What this task involves:
From the records below, give the number of lines that contain the string "document", without any other text.

---------- Information provided ----------

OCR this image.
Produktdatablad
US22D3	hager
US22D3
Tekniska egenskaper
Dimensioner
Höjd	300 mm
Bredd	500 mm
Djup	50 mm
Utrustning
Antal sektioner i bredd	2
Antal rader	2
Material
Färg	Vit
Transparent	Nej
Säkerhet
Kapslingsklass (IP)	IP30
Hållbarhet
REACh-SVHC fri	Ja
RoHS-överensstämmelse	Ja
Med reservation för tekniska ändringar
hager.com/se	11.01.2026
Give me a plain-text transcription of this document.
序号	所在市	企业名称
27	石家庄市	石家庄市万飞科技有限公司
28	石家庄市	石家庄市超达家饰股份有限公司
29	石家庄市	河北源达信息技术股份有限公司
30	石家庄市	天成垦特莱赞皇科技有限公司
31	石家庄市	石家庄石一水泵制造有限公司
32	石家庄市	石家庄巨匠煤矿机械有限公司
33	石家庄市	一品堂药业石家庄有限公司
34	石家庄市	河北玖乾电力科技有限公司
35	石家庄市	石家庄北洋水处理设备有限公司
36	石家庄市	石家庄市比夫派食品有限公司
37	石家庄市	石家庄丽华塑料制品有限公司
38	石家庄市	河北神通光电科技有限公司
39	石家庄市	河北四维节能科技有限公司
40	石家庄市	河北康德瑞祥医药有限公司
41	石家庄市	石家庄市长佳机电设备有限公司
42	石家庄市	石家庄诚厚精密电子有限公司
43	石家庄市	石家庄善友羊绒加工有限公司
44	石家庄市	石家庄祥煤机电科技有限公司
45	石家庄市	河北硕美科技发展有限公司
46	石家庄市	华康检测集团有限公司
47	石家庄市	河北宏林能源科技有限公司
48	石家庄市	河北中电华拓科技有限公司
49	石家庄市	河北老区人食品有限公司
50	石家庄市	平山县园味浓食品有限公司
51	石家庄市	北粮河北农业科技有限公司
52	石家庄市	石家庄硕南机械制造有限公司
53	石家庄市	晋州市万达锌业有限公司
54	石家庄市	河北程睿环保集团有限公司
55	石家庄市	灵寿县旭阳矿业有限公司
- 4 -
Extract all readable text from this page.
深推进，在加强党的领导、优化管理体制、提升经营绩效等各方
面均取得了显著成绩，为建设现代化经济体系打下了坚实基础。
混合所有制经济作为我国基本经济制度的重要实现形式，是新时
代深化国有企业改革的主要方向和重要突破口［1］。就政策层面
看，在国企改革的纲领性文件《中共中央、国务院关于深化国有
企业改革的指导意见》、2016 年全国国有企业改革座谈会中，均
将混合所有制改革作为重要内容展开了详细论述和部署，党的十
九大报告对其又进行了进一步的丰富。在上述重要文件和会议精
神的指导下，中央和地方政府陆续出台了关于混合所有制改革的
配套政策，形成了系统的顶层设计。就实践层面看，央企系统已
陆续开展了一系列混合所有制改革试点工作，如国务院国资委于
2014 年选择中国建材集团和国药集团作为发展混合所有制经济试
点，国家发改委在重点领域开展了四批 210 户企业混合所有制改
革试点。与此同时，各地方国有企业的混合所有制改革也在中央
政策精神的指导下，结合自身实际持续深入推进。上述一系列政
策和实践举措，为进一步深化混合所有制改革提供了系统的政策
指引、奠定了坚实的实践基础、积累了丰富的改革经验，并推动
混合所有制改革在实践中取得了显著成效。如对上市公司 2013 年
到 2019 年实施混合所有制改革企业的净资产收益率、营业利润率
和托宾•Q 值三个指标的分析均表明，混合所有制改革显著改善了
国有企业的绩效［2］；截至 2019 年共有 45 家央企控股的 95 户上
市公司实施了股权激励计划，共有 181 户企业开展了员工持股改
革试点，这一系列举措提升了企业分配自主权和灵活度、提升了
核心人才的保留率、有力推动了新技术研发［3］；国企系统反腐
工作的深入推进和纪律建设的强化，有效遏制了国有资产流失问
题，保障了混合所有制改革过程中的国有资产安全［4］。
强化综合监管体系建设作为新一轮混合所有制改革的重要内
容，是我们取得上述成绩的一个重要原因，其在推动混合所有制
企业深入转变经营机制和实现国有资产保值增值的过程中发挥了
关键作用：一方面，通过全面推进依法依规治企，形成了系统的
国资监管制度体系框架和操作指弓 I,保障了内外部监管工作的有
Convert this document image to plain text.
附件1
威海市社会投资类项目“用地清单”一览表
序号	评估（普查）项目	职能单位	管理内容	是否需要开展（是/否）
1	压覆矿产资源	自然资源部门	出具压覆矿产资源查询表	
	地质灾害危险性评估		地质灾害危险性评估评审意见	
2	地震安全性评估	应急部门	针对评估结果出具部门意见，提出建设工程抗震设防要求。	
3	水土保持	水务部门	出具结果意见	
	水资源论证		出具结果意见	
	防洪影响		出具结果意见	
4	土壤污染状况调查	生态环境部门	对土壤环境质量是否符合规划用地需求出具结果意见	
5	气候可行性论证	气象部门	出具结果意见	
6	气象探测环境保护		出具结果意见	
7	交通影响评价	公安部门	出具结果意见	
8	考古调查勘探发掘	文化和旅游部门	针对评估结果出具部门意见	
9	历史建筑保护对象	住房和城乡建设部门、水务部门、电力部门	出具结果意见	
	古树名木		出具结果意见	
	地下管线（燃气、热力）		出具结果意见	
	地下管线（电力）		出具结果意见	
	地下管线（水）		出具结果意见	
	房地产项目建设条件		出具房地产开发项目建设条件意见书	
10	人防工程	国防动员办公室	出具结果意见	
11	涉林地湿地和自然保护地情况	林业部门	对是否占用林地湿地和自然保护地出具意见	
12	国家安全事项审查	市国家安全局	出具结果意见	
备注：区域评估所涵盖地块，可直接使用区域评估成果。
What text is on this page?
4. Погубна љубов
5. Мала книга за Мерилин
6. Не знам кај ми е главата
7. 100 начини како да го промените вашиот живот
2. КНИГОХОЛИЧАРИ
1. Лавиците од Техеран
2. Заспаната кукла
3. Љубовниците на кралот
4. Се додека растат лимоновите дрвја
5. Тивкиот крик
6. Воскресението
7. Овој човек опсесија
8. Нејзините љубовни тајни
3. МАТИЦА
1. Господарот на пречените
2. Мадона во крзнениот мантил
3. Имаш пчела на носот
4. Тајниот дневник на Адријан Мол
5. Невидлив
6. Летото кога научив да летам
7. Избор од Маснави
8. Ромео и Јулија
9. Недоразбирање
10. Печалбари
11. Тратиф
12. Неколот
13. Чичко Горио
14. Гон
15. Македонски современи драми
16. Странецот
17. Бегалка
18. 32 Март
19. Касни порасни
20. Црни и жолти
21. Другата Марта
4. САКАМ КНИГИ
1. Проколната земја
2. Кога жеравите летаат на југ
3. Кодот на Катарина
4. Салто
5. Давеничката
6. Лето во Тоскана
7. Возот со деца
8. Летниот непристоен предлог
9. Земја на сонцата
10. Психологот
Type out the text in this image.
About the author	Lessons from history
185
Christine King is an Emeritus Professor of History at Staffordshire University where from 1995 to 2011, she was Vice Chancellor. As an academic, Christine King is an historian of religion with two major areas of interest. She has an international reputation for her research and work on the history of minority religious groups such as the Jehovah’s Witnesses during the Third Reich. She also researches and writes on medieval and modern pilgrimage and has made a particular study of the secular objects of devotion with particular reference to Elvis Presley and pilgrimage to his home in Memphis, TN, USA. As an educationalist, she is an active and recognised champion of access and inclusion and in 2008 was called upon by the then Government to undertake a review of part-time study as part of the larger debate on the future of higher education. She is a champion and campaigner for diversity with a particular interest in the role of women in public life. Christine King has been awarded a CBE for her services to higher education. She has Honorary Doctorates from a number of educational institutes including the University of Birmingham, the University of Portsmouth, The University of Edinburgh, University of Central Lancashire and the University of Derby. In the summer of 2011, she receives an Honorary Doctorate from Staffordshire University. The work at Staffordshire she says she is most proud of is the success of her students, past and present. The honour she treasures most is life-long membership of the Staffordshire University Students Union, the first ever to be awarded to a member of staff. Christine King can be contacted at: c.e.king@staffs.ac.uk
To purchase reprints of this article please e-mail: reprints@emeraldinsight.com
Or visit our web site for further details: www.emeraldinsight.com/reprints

----------

Correct result:
2